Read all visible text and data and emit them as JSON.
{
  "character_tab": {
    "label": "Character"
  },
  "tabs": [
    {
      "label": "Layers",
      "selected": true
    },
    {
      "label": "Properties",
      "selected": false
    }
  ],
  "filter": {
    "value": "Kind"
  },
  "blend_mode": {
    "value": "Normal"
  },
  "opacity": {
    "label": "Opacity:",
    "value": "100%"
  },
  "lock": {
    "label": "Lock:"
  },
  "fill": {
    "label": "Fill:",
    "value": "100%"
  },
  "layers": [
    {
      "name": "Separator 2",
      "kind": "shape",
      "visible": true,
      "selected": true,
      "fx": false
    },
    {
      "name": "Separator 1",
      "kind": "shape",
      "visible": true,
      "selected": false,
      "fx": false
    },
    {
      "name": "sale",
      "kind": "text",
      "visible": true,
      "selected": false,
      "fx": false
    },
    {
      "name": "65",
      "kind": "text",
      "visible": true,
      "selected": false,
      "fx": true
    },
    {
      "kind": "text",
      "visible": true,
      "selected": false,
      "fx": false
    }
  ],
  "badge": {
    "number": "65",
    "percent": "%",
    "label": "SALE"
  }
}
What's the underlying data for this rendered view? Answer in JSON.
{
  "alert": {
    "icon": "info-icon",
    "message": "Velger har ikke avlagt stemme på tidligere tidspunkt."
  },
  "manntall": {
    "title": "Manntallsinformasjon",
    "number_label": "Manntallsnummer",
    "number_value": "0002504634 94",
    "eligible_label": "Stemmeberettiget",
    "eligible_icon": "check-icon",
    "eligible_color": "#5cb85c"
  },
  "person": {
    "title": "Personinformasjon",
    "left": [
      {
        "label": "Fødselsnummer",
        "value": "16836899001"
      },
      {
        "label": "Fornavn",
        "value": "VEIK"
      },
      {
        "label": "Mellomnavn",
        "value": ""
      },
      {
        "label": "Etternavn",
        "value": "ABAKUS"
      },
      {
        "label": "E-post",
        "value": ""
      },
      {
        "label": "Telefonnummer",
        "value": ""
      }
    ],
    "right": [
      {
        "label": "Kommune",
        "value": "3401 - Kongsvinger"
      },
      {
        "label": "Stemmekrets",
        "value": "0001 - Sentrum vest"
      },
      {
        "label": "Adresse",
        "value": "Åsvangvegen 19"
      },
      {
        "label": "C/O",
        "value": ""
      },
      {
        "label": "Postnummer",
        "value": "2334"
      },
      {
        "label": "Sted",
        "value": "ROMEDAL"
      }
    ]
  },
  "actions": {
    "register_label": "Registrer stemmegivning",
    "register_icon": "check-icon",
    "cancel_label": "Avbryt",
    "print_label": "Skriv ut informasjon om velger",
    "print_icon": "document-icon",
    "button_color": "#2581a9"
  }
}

::::::

REQUEST: Produce an exact repeat of the lines from the one containing "What's the underlying" through the last line of the data, and nothing more.

WRITTEN RESPONSE:
What's the underlying data for this rendered view? Answer in JSON.
{
  "alert": {
    "icon": "info-icon",
    "message": "Velger har ikke avlagt stemme på tidligere tidspunkt."
  },
  "manntall": {
    "title": "Manntallsinformasjon",
    "number_label": "Manntallsnummer",
    "number_value": "0002504634 94",
    "eligible_label": "Stemmeberettiget",
    "eligible_icon": "check-icon",
    "eligible_color": "#5cb85c"
  },
  "person": {
    "title": "Personinformasjon",
    "left": [
      {
        "label": "Fødselsnummer",
        "value": "16836899001"
      },
      {
        "label": "Fornavn",
        "value": "VEIK"
      },
      {
        "label": "Mellomnavn",
        "value": ""
      },
      {
        "label": "Etternavn",
        "value": "ABAKUS"
      },
      {
        "label": "E-post",
        "value": ""
      },
      {
        "label": "Telefonnummer",
        "value": ""
      }
    ],
    "right": [
      {
        "label": "Kommune",
        "value": "3401 - Kongsvinger"
      },
      {
        "label": "Stemmekrets",
        "value": "0001 - Sentrum vest"
      },
      {
        "label": "Adresse",
        "value": "Åsvangvegen 19"
      },
      {
        "label": "C/O",
        "value": ""
      },
      {
        "label": "Postnummer",
        "value": "2334"
      },
      {
        "label": "Sted",
        "value": "ROMEDAL"
      }
    ]
  },
  "actions": {
    "register_label": "Registrer stemmegivning",
    "register_icon": "check-icon",
    "cancel_label": "Avbryt",
    "print_label": "Skriv ut informasjon om velger",
    "print_icon": "document-icon",
    "button_color": "#2581a9"
  }
}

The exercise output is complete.